Dataset records:
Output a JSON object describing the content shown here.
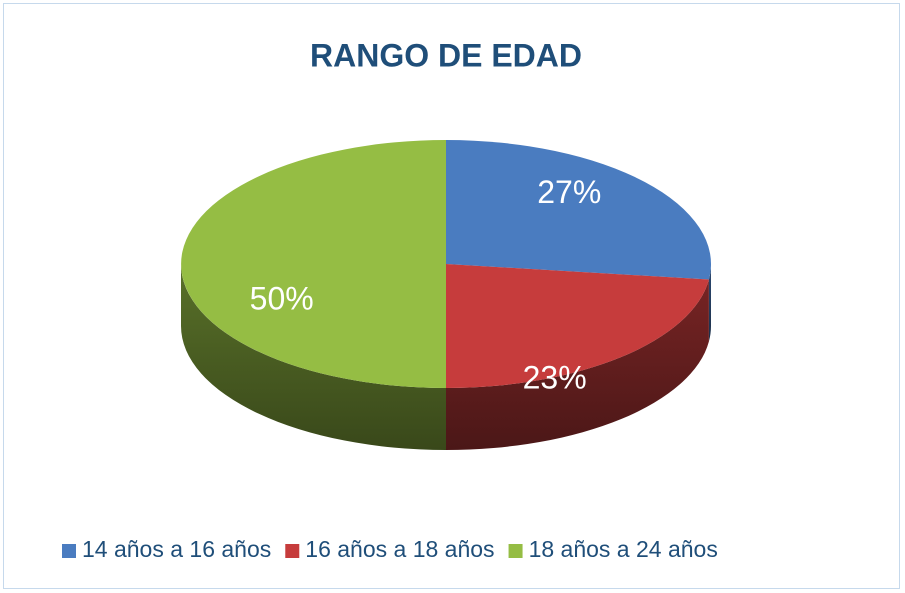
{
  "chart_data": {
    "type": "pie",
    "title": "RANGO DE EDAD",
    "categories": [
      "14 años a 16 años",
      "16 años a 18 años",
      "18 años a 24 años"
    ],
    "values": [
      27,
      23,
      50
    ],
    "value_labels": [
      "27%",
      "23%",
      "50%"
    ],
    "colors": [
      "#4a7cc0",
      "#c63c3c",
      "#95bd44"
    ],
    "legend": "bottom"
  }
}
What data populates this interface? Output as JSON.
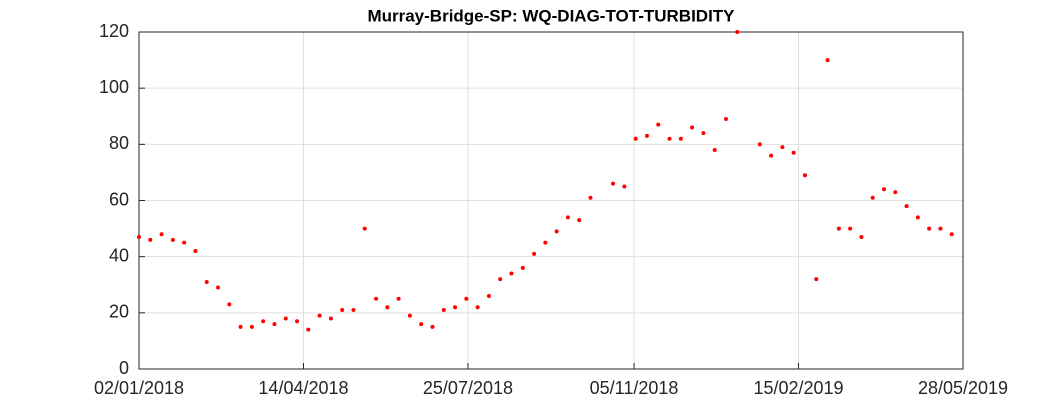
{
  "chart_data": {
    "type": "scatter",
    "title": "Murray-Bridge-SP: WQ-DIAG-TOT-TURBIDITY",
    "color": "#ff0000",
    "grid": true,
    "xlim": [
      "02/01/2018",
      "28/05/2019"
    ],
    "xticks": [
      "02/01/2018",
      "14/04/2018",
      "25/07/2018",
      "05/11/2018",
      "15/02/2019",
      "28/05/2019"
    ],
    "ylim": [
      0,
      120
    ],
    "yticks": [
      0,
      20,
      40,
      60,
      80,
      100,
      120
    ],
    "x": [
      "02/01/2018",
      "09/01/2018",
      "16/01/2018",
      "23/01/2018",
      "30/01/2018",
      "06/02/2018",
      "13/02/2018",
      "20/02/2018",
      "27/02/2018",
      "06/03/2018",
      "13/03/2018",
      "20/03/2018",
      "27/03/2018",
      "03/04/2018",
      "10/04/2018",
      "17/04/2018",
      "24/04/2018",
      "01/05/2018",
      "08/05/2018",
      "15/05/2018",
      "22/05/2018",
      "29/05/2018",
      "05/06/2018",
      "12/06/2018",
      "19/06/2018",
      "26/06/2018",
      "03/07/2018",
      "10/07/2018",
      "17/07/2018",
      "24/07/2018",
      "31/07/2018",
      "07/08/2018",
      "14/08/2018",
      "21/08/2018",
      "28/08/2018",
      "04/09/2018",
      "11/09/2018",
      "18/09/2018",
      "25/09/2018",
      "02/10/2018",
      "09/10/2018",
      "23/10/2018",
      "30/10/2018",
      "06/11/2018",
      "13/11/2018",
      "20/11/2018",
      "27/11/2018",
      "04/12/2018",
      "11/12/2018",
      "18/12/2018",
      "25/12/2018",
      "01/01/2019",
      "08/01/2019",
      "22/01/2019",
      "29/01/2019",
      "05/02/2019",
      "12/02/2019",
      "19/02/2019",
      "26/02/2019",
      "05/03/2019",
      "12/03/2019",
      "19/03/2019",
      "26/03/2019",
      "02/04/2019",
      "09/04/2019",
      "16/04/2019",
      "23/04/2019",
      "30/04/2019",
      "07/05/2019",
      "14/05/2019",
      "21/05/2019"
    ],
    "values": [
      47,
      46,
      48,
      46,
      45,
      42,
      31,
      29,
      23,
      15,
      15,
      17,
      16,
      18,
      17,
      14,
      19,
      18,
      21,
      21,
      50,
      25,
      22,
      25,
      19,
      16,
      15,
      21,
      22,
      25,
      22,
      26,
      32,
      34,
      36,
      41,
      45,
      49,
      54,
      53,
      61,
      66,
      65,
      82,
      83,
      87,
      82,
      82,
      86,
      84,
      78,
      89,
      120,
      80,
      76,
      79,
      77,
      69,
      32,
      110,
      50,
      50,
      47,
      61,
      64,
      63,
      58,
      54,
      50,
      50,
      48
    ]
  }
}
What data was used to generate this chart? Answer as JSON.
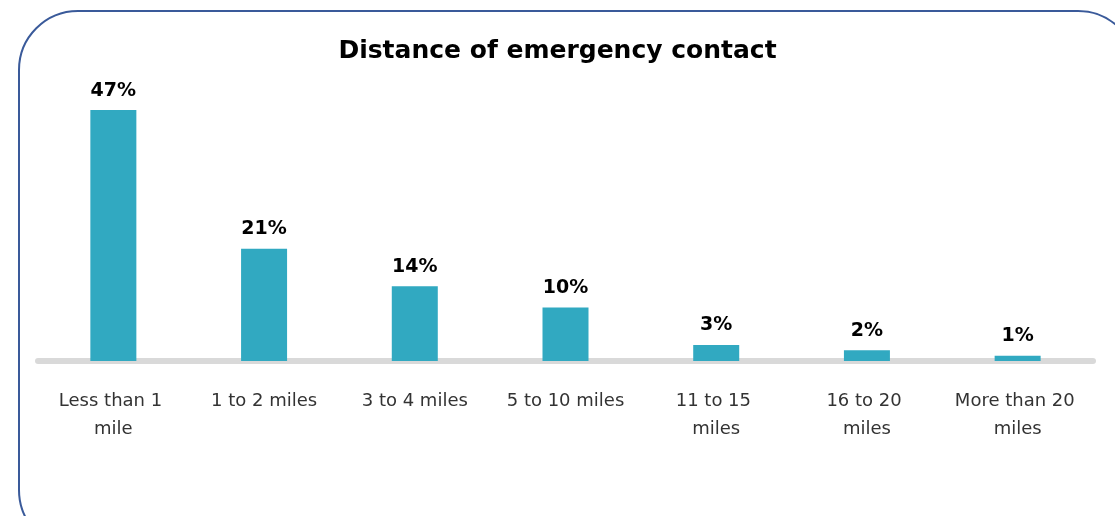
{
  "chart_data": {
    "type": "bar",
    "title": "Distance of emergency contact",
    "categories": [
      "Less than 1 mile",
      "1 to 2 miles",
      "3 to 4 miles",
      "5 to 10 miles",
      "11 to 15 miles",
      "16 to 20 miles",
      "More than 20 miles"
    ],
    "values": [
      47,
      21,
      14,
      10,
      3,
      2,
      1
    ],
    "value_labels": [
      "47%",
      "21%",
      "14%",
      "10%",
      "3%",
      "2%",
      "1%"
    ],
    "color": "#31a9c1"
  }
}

Aim of the exercise: For the material, find the number of lines holding the word "What" and give that figure and nothing more.

Reply to the task: 2